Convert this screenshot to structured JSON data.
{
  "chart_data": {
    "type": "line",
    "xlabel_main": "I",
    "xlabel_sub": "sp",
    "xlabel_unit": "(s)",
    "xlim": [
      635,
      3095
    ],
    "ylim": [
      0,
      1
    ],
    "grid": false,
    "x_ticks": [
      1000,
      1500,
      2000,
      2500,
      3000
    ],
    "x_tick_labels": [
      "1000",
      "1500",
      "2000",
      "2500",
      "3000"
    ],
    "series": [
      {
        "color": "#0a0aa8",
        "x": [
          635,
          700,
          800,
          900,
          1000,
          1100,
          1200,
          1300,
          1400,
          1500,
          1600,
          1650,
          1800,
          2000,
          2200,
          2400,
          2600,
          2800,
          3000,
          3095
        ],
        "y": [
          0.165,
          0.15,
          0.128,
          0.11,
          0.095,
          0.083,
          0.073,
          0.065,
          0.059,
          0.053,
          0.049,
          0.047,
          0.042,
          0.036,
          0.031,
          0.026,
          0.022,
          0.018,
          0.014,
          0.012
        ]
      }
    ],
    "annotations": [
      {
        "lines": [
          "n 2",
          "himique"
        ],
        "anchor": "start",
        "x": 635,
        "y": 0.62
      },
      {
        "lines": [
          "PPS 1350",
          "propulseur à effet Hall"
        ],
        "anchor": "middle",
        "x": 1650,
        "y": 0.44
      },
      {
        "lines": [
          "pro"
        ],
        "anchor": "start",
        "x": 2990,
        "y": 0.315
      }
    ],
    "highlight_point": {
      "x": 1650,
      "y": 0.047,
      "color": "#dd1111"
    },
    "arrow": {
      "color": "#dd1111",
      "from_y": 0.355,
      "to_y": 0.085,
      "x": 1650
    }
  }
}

^^^^

What is required:
Type out the entries again, word for word.

Finished task:
Convert this screenshot to structured JSON data.
{
  "chart_data": {
    "type": "line",
    "xlabel_main": "I",
    "xlabel_sub": "sp",
    "xlabel_unit": "(s)",
    "xlim": [
      635,
      3095
    ],
    "ylim": [
      0,
      1
    ],
    "grid": false,
    "x_ticks": [
      1000,
      1500,
      2000,
      2500,
      3000
    ],
    "x_tick_labels": [
      "1000",
      "1500",
      "2000",
      "2500",
      "3000"
    ],
    "series": [
      {
        "color": "#0a0aa8",
        "x": [
          635,
          700,
          800,
          900,
          1000,
          1100,
          1200,
          1300,
          1400,
          1500,
          1600,
          1650,
          1800,
          2000,
          2200,
          2400,
          2600,
          2800,
          3000,
          3095
        ],
        "y": [
          0.165,
          0.15,
          0.128,
          0.11,
          0.095,
          0.083,
          0.073,
          0.065,
          0.059,
          0.053,
          0.049,
          0.047,
          0.042,
          0.036,
          0.031,
          0.026,
          0.022,
          0.018,
          0.014,
          0.012
        ]
      }
    ],
    "annotations": [
      {
        "lines": [
          "n 2",
          "himique"
        ],
        "anchor": "start",
        "x": 635,
        "y": 0.62
      },
      {
        "lines": [
          "PPS 1350",
          "propulseur à effet Hall"
        ],
        "anchor": "middle",
        "x": 1650,
        "y": 0.44
      },
      {
        "lines": [
          "pro"
        ],
        "anchor": "start",
        "x": 2990,
        "y": 0.315
      }
    ],
    "highlight_point": {
      "x": 1650,
      "y": 0.047,
      "color": "#dd1111"
    },
    "arrow": {
      "color": "#dd1111",
      "from_y": 0.355,
      "to_y": 0.085,
      "x": 1650
    }
  }
}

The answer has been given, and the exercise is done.